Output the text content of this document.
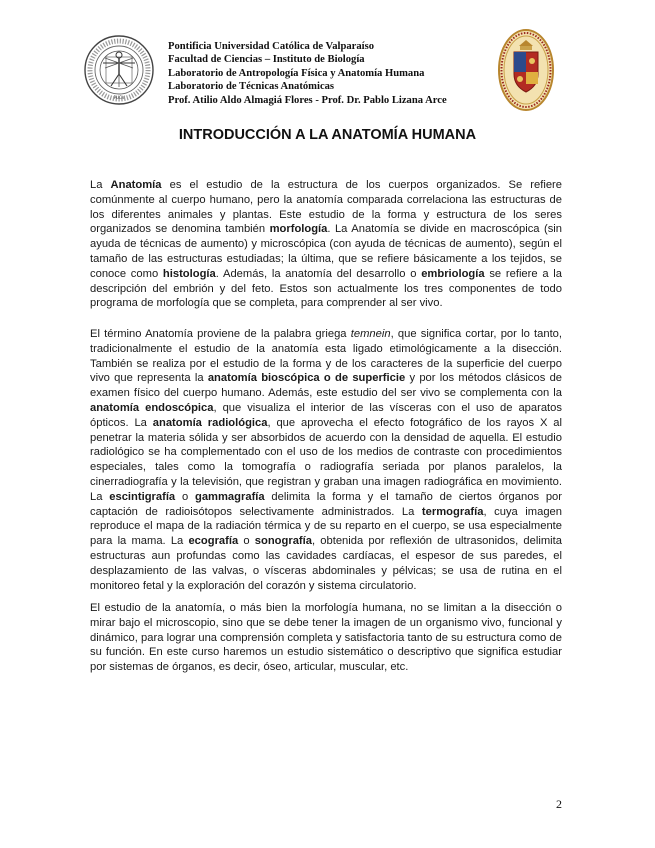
PUCV
Pontificia Universidad Católica de Valparaíso
Facultad de Ciencias – Instituto de Biología
Laboratorio de Antropología Física y Anatomía Humana
Laboratorio de Técnicas Anatómicas
Prof. Atilio Aldo Almagiá Flores - Prof. Dr. Pablo Lizana Arce
INTRODUCCIÓN A LA ANATOMÍA HUMANA
La Anatomía es el estudio de la estructura de los cuerpos organizados. Se refiere comúnmente al cuerpo humano, pero la anatomía comparada correlaciona las estructuras de los diferentes animales y plantas. Este estudio de la forma y estructura de los seres organizados se denomina también morfología. La Anatomía se divide en macroscópica (sin ayuda de técnicas de aumento) y microscópica (con ayuda de técnicas de aumento), según el tamaño de las estructuras estudiadas; la última, que se refiere básicamente a los tejidos, se conoce como histología. Además, la anatomía del desarrollo o embriología se refiere a la descripción del embrión y del feto. Estos son actualmente los tres componentes de todo programa de morfología que se completa, para comprender al ser vivo.
El término Anatomía proviene de la palabra griega temnein, que significa cortar, por lo tanto, tradicionalmente el estudio de la anatomía esta ligado etimológicamente a la disección. También se realiza por el estudio de la forma y de los caracteres de la superficie del cuerpo vivo que representa la anatomía bioscópica o de superficie y por los métodos clásicos de examen físico del cuerpo humano. Además, este estudio del ser vivo se complementa con la anatomía endoscópica, que visualiza el interior de las vísceras con el uso de aparatos ópticos. La anatomía radiológica, que aprovecha el efecto fotográfico de los rayos X al penetrar la materia sólida y ser absorbidos de acuerdo con la densidad de aquella. El estudio radiológico se ha complementado con el uso de los medios de contraste con procedimientos especiales, tales como la tomografía o radiografía seriada por planos paralelos, la cinerradiografía y la televisión, que registran y graban una imagen radiográfica en movimiento. La escintigrafía o gammagrafía delimita la forma y el tamaño de ciertos órganos por captación de radioisótopos selectivamente administrados. La termografía, cuya imagen reproduce el mapa de la radiación térmica y de su reparto en el cuerpo, se usa especialmente para la mama. La ecografía o sonografía, obtenida por reflexión de ultrasonidos, delimita estructuras aun profundas como las cavidades cardíacas, el espesor de sus paredes, el desplazamiento de las valvas, o vísceras abdominales y pélvicas; se usa de rutina en el monitoreo fetal y la exploración del corazón y sistema circulatorio.
El estudio de la anatomía, o más bien la morfología humana, no se limitan a la disección o mirar bajo el microscopio, sino que se debe tener la imagen de un organismo vivo, funcional y dinámico, para lograr una comprensión completa y satisfactoria tanto de su estructura como de su función. En este curso haremos un estudio sistemático o descriptivo que significa estudiar por sistemas de órganos, es decir, óseo, articular, muscular, etc.
2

##########

▶ Directions for this task:
What is the number of lines that hold the string "completa"? Give it alone.

▶ Completed task:
2